▶ [Short task a]
Extract the passage from the forum post that begins at the words "On 03/27/2013 07:20" and ends after the words "just above bottom.".

On 03/27/2013 07:20 PM, Andrei Alexandrescu wrote:
> On 3/27/13 1:23 PM, Timon Gehr wrote:
>>> - Function that never return are inferred void. I would have preferred
>>> typeof(null) as void lead to many static and repetitive code for nothing
>>> when doing metaprograming.
>>
>> I strongly disagree.
>
> Ideally such function should return a "none" type, the bottom of the
> hierarchy lattice. We don't have such, so returning typeof(null) (which
> we do have) is the next best choice as it's just above bottom.
>
> Andrei

Maybe it is one next best choice. It is still a horrible choice.

It's not any more just above bottom than the following type:

struct JustAboveBottom{ }

We should either go with the real thing or do nothing about it.

▶ [Source records]
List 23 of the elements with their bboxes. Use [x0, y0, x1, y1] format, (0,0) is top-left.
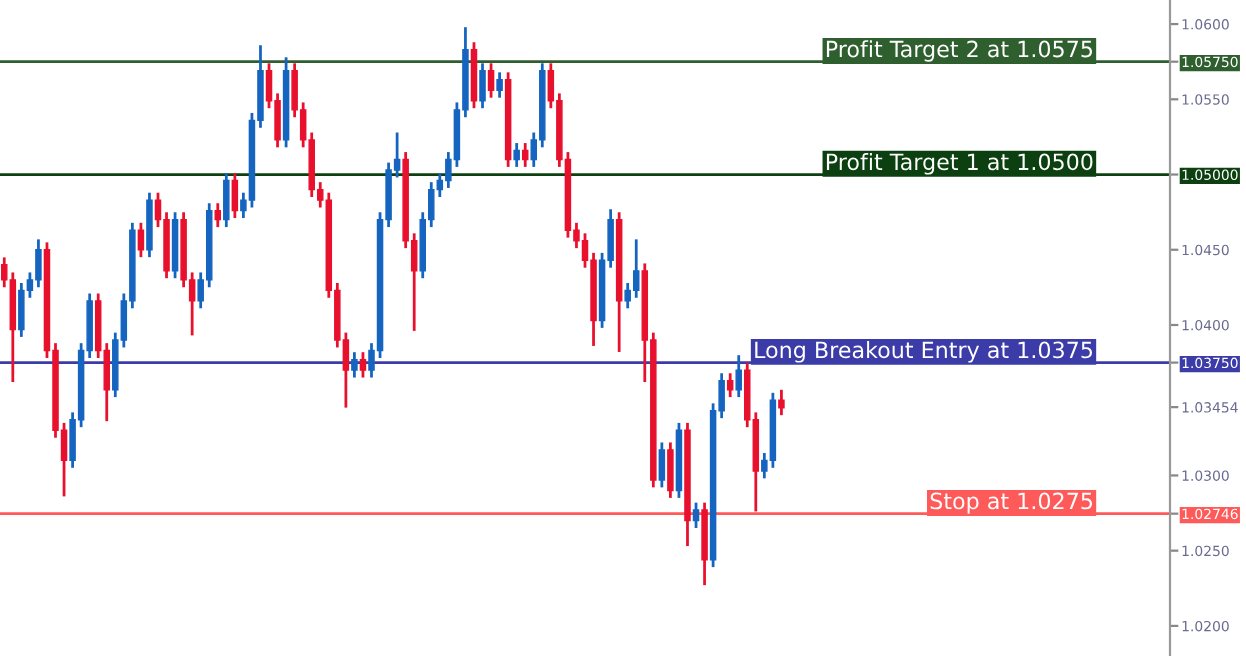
- candlestick: [632, 239, 640, 298]
- ref-line-label: Long Breakout Entry at 1.0375: [755, 341, 1093, 363]
- candlestick: [496, 72, 503, 98]
- candlestick: [351, 352, 358, 378]
- candlestick: [658, 442, 666, 488]
- candlestick: [778, 389, 785, 416]
- ref-line-label: Profit Target 1 at 1.0500: [826, 153, 1093, 175]
- candlestick: [214, 203, 222, 228]
- candlestick: [35, 239, 42, 288]
- candlestick: [513, 143, 520, 167]
- candlestick: [18, 282, 25, 337]
- candlestick: [479, 63, 486, 109]
- ref-line-label: Profit Target 2 at 1.0575: [826, 40, 1093, 62]
- candlestick: [487, 63, 495, 98]
- candlestick: [667, 442, 674, 498]
- candlestick: [231, 173, 239, 219]
- candlestick: [726, 373, 734, 398]
- candlestick: [521, 143, 529, 167]
- ref-line-label: Stop at 1.0275: [930, 492, 1093, 514]
- candlestick: [359, 352, 367, 378]
- candlestick: [735, 355, 742, 398]
- candlestick: [692, 502, 700, 528]
- candlestick: [223, 173, 230, 228]
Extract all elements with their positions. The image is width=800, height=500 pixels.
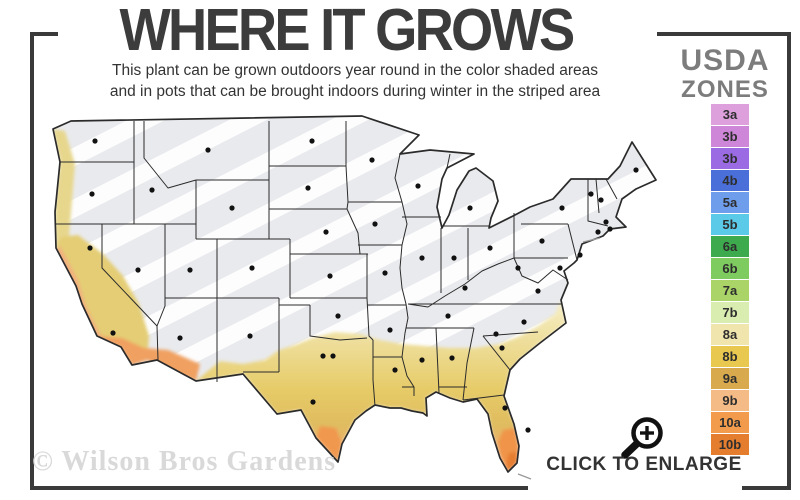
frame-border-top-right [657,32,791,36]
zone-swatch-6b-7: 6b [711,258,749,279]
zone-swatch-5b-5: 5b [711,214,749,235]
watermark: © Wilson Bros Gardens [32,446,337,477]
zone-swatch-7b-9: 7b [711,302,749,323]
usda-zones-subtitle: ZONES [681,76,769,103]
frame-border-right [787,32,791,490]
zone-swatch-6a-6: 6a [711,236,749,257]
zone-swatch-4b-3: 4b [711,170,749,191]
coast-details [517,237,601,480]
subtitle-line-2: and in pots that can be brought indoors … [109,83,601,100]
zone-swatch-3b-1: 3b [711,126,749,147]
us-zone-map[interactable] [50,108,662,490]
zone-swatch-7a-8: 7a [711,280,749,301]
zone-swatch-3a-0: 3a [711,104,749,125]
zone-swatch-9a-12: 9a [711,368,749,389]
zone-swatch-8a-10: 8a [711,324,749,345]
us-zone-map-svg [52,115,657,480]
click-to-enlarge-label[interactable]: CLICK TO ENLARGE [546,454,742,475]
frame-border-top-left [30,32,58,36]
page-title: WHERE IT GROWS [119,0,576,63]
state-borders [55,121,618,407]
zone-swatch-9b-13: 9b [711,390,749,411]
magnifier-zoom-icon[interactable] [616,413,668,468]
zone-swatch-10a-14: 10a [711,412,749,433]
zone-swatch-5a-4: 5a [711,192,749,213]
subtitle-line-1: This plant can be grown outdoors year ro… [112,62,598,79]
zone-swatch-8b-11: 8b [711,346,749,367]
frame-border-bottom-left [30,486,528,490]
usda-zones-title: USDA [680,44,770,77]
zone-swatch-10b-15: 10b [711,434,749,455]
city-dots [87,138,639,433]
zone-swatch-3b-2: 3b [711,148,749,169]
frame-border-bottom-right [742,486,791,490]
frame-border-left [30,32,34,490]
zone-list: 3a 3b 3b 4b 5a 5b 6a 6b 7a 7b 8a 8b 9a 9b 10a 10b [711,104,749,456]
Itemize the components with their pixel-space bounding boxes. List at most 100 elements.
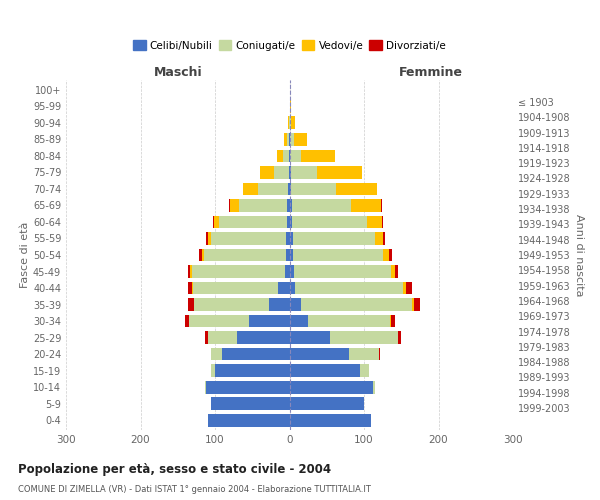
Bar [208,331,238,344]
Bar [199,248,202,262]
Bar [367,216,382,228]
Bar [290,414,371,426]
Bar [391,265,395,278]
Bar [277,150,283,162]
Bar [291,166,317,179]
Bar [360,364,369,377]
Bar [211,232,286,245]
Bar [211,348,223,360]
Bar [188,298,194,311]
Bar [301,298,412,311]
Bar [211,397,290,410]
Bar [206,232,208,245]
Bar [223,348,290,360]
Bar [288,116,289,130]
Bar [239,199,287,212]
Bar [230,199,239,212]
Bar [317,166,362,179]
Bar [292,216,367,228]
Bar [244,182,258,196]
Bar [238,331,290,344]
Legend: Celibi/Nubili, Coniugati/e, Vedovi/e, Divorziati/e: Celibi/Nubili, Coniugati/e, Vedovi/e, Di… [129,36,450,55]
Bar [335,182,377,196]
Bar [287,216,290,228]
Bar [185,314,189,328]
Bar [214,216,220,228]
Bar [211,364,215,377]
Bar [220,216,287,228]
Bar [383,232,385,245]
Bar [290,314,308,328]
Bar [293,248,383,262]
Bar [287,199,290,212]
Bar [290,116,291,130]
Bar [381,199,382,212]
Bar [192,282,193,294]
Bar [291,116,295,130]
Bar [258,182,288,196]
Y-axis label: Anni di nascita: Anni di nascita [575,214,584,296]
Bar [290,248,293,262]
Bar [382,216,383,228]
Bar [294,265,391,278]
Bar [398,331,401,344]
Bar [205,380,206,394]
Bar [414,298,420,311]
Bar [290,397,364,410]
Bar [290,364,360,377]
Bar [375,232,383,245]
Bar [287,133,289,146]
Bar [202,248,204,262]
Bar [290,331,331,344]
Bar [285,265,290,278]
Bar [389,248,392,262]
Bar [331,331,398,344]
Bar [395,265,398,278]
Bar [352,199,381,212]
Bar [403,282,406,294]
Bar [412,298,414,311]
Bar [373,380,375,394]
Bar [290,199,292,212]
Bar [406,282,412,294]
Text: Maschi: Maschi [154,66,202,79]
Bar [295,282,403,294]
Text: Popolazione per età, sesso e stato civile - 2004: Popolazione per età, sesso e stato civil… [18,462,331,475]
Bar [208,414,290,426]
Bar [291,182,335,196]
Bar [213,216,214,228]
Bar [290,265,294,278]
Bar [215,364,290,377]
Bar [194,298,269,311]
Bar [290,182,291,196]
Bar [289,150,290,162]
Bar [290,133,294,146]
Bar [290,166,291,179]
Bar [288,182,290,196]
Bar [290,216,292,228]
Bar [286,248,290,262]
Bar [269,298,290,311]
Bar [293,232,375,245]
Bar [286,232,290,245]
Text: COMUNE DI ZIMELLA (VR) - Dati ISTAT 1° gennaio 2004 - Elaborazione TUTTITALIA.IT: COMUNE DI ZIMELLA (VR) - Dati ISTAT 1° g… [18,485,371,494]
Bar [284,133,287,146]
Bar [260,166,274,179]
Bar [290,298,301,311]
Bar [290,232,293,245]
Bar [205,331,208,344]
Bar [289,116,290,130]
Bar [289,133,290,146]
Bar [290,282,295,294]
Bar [278,282,290,294]
Bar [188,282,192,294]
Bar [349,348,379,360]
Bar [301,150,335,162]
Bar [379,348,380,360]
Bar [193,282,278,294]
Bar [248,314,290,328]
Bar [192,265,285,278]
Bar [292,199,352,212]
Bar [383,248,389,262]
Bar [290,348,349,360]
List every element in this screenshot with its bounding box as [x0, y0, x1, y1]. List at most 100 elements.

▶ [Short task b]
Rename "ref-line-label" to "reference-label" in the listing. Output only the lines from the one containing "- candlestick: [632, 239, 640, 298]" through the one containing "Extract all elements", both included, with nothing else altered.

▶ [Solution a]
On 03/27/2013 07:20 PM, Andrei Alexandrescu wrote:
> On 3/27/13 1:23 PM, Timon Gehr wrote:
>>> - Function that never return are inferred void. I would have preferred
>>> typeof(null) as void lead to many static and repetitive code for nothing
>>> when doing metaprograming.
>>
>> I strongly disagree.
>
> Ideally such function should return a "none" type, the bottom of the
> hierarchy lattice. We don't have such, so returning typeof(null) (which
> we do have) is the next best choice as it's just above bottom.

▶ [Solution b]
- candlestick: [632, 239, 640, 298]
- reference-label: Long Breakout Entry at 1.0375: [755, 341, 1093, 363]
- candlestick: [496, 72, 503, 98]
- candlestick: [351, 352, 358, 378]
- candlestick: [658, 442, 666, 488]
- candlestick: [778, 389, 785, 416]
- reference-label: Profit Target 1 at 1.0500: [826, 153, 1093, 175]
- candlestick: [214, 203, 222, 228]
- candlestick: [35, 239, 42, 288]
- candlestick: [513, 143, 520, 167]
- candlestick: [18, 282, 25, 337]
- candlestick: [479, 63, 486, 109]
- reference-label: Profit Target 2 at 1.0575: [826, 40, 1093, 62]
- candlestick: [487, 63, 495, 98]
- candlestick: [667, 442, 674, 498]
- candlestick: [231, 173, 239, 219]
- candlestick: [726, 373, 734, 398]
- candlestick: [521, 143, 529, 167]
- reference-label: Stop at 1.0275: [930, 492, 1093, 514]
- candlestick: [359, 352, 367, 378]
- candlestick: [735, 355, 742, 398]
- candlestick: [692, 502, 700, 528]
- candlestick: [223, 173, 230, 228]
Extract all elements with their positions. The image is width=800, height=500 pixels.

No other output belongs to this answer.